Entries provided:
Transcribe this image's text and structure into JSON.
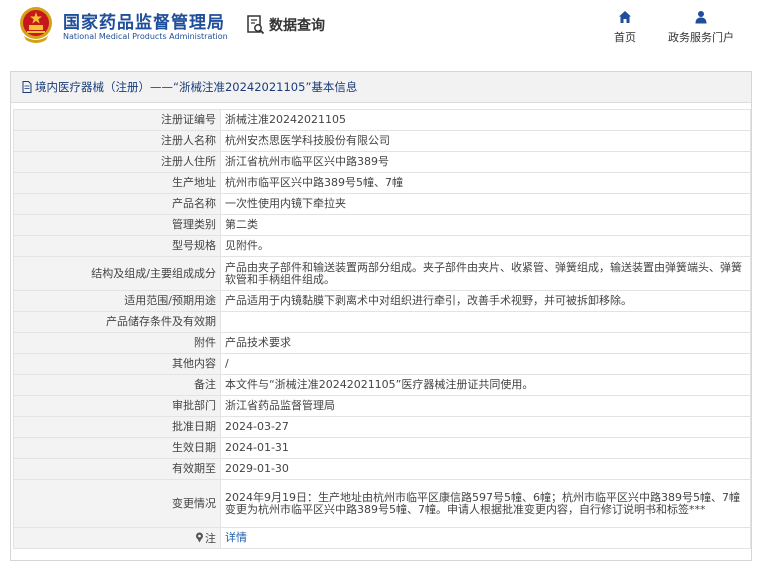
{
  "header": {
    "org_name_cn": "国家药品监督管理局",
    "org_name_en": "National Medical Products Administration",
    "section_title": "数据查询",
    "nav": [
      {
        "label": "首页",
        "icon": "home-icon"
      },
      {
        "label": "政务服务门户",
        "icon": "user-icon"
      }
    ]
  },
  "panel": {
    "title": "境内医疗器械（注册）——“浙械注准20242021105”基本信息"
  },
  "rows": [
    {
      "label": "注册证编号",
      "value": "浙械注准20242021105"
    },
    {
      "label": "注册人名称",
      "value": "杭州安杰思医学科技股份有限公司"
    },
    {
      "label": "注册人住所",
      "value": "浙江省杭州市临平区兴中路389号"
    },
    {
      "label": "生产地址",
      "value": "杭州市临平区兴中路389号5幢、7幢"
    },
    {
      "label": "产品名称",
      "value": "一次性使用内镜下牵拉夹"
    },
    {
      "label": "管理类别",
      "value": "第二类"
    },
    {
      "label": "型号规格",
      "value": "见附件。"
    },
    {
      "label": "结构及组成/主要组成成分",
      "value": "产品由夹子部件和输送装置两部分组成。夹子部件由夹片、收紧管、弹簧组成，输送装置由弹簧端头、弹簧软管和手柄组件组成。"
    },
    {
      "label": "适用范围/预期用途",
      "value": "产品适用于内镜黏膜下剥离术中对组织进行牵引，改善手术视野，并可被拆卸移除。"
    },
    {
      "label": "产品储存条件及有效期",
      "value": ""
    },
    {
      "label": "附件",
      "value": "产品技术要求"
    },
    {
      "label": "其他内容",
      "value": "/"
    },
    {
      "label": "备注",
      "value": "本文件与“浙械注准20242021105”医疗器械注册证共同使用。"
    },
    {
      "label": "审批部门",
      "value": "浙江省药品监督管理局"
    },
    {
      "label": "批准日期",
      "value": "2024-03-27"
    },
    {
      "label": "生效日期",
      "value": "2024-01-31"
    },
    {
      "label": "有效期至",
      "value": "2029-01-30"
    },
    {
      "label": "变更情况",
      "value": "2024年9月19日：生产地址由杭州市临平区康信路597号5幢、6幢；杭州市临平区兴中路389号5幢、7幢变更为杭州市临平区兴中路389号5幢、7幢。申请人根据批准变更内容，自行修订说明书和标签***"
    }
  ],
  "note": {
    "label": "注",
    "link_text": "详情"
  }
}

...

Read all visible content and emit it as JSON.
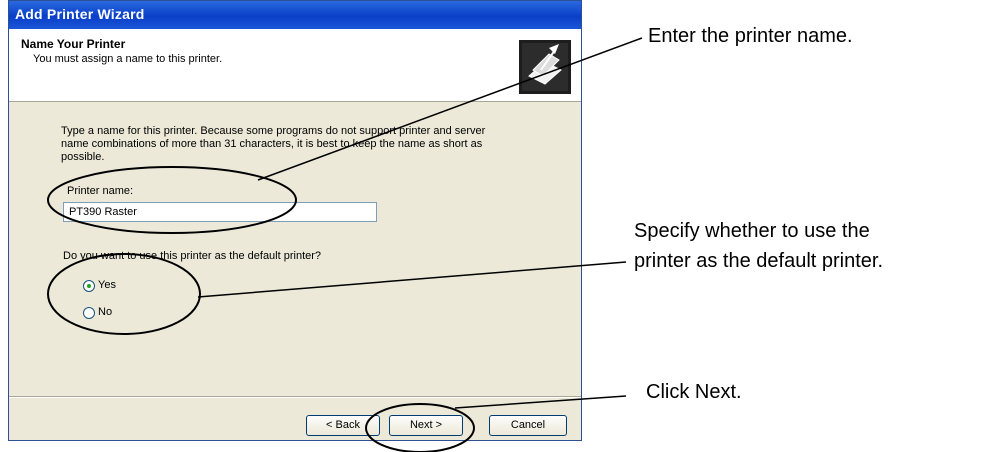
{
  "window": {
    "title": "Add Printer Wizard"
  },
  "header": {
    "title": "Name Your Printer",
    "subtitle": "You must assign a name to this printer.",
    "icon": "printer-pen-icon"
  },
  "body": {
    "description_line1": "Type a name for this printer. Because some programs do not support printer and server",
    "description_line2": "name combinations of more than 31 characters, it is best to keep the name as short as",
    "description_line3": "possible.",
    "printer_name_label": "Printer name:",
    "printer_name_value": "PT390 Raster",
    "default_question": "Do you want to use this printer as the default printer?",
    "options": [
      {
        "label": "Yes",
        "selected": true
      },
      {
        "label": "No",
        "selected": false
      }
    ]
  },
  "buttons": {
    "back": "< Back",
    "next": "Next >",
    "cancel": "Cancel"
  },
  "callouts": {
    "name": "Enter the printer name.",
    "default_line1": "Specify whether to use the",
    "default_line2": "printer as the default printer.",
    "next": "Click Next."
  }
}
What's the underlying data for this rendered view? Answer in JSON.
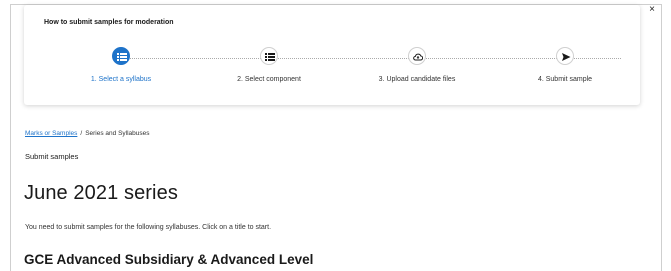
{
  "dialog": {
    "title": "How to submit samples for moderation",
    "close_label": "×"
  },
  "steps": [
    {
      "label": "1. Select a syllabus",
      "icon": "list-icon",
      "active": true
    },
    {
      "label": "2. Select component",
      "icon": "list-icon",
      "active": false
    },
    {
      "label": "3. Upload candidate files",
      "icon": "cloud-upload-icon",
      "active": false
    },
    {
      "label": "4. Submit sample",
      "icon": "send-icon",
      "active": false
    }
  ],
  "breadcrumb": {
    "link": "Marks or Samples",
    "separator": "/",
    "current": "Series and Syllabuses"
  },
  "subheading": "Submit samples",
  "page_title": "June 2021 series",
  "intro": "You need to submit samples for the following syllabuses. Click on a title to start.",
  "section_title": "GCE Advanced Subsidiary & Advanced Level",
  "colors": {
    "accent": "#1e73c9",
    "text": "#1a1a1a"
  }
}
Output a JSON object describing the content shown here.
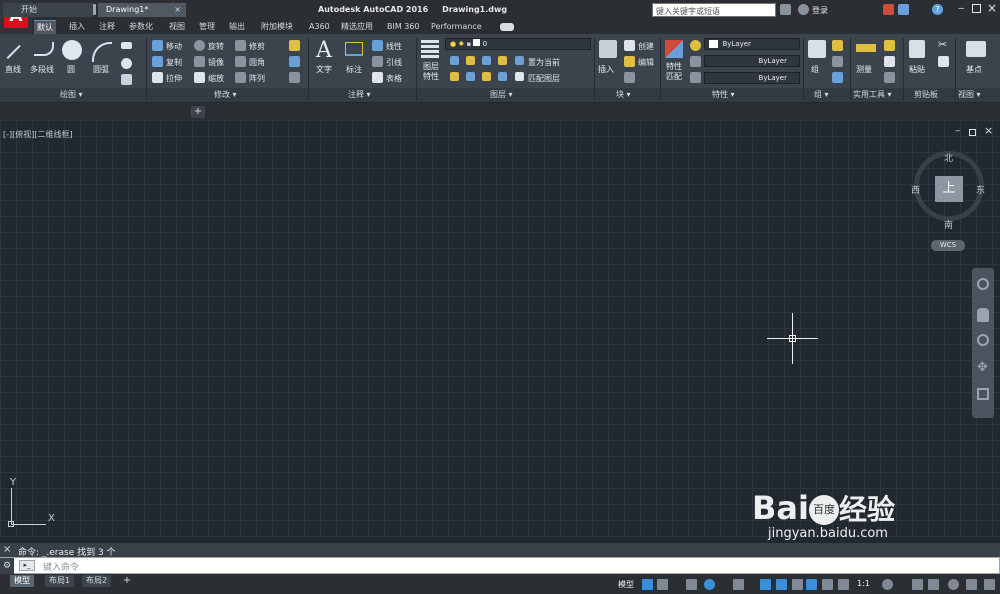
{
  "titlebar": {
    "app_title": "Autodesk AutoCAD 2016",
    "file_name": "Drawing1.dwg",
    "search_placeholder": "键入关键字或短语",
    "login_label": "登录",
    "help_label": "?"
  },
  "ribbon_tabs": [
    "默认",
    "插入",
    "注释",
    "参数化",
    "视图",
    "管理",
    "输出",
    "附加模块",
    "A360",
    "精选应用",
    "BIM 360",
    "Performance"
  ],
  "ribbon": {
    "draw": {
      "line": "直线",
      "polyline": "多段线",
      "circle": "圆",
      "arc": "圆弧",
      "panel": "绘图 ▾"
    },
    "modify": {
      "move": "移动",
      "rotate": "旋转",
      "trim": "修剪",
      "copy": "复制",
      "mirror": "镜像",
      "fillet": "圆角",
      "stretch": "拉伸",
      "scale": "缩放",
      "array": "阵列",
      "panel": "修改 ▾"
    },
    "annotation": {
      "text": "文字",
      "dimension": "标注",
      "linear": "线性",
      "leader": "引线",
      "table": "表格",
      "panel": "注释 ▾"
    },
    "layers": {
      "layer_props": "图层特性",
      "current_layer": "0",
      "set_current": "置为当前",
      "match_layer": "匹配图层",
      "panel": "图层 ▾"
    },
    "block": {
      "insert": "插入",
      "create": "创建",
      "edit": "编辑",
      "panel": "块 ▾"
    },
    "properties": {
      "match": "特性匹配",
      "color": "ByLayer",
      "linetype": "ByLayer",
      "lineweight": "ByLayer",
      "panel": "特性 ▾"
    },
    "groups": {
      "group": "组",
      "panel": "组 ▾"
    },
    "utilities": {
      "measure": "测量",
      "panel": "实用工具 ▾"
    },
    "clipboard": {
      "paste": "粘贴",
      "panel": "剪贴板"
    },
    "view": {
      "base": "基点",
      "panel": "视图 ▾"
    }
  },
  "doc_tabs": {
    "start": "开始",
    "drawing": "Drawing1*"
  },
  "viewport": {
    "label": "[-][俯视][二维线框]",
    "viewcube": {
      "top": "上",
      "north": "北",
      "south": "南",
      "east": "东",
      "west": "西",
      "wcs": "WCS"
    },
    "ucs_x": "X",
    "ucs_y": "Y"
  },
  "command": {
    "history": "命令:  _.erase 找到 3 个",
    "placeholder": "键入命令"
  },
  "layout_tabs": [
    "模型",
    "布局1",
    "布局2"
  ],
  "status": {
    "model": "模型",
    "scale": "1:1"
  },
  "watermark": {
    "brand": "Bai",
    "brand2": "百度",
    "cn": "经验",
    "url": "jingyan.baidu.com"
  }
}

---

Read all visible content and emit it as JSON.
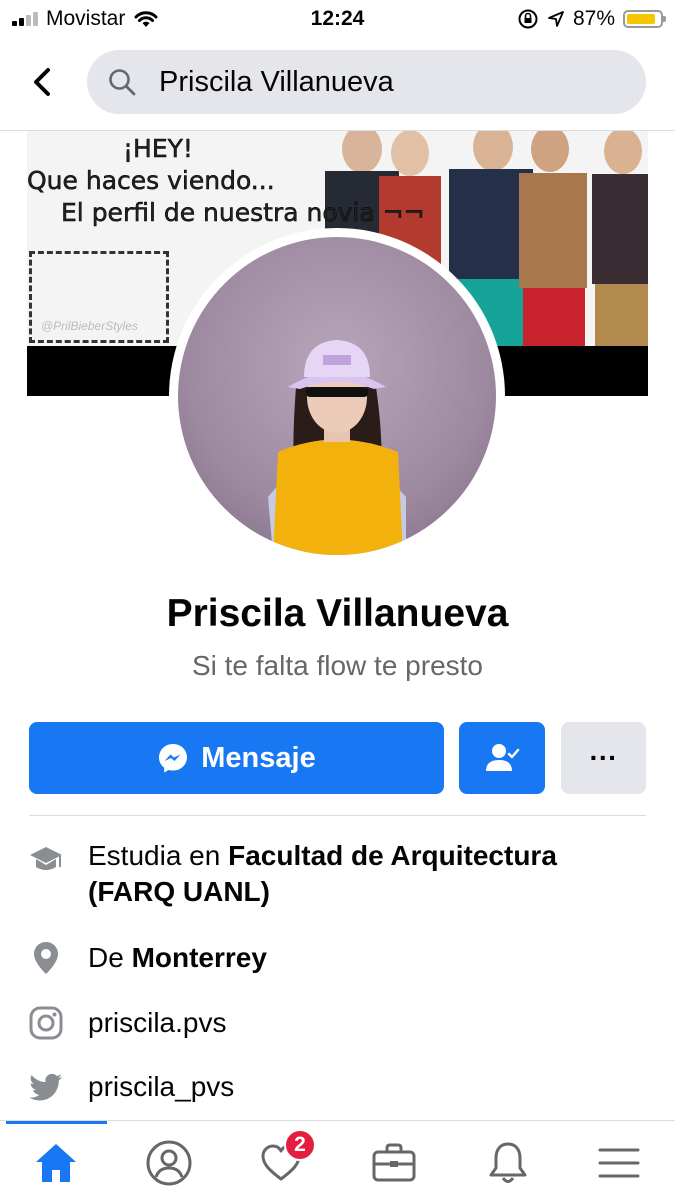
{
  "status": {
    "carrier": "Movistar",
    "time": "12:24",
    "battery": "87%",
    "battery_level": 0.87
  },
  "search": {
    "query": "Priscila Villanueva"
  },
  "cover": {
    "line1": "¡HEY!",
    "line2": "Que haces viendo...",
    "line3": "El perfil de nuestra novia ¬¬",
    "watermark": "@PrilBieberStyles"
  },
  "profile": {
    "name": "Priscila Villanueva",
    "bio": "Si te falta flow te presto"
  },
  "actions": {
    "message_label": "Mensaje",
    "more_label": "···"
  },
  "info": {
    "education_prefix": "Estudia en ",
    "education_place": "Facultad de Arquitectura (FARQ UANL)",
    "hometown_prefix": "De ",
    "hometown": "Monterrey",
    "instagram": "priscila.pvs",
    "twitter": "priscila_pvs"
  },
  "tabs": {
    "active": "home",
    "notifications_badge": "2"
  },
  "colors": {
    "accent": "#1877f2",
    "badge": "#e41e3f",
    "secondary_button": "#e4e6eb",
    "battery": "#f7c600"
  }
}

Task: Copy every single line of the material above that holds "this".

The response:
Transcribe this image's text and structure into JSON.
    "subtitle": "You must assign a name to this printer.",
    "description_line1": "Type a name for this printer. Because some programs do not support printer and server",
    "default_question": "Do you want to use this printer as the default printer?",
What's the underlying data for this rendered view? Answer in JSON.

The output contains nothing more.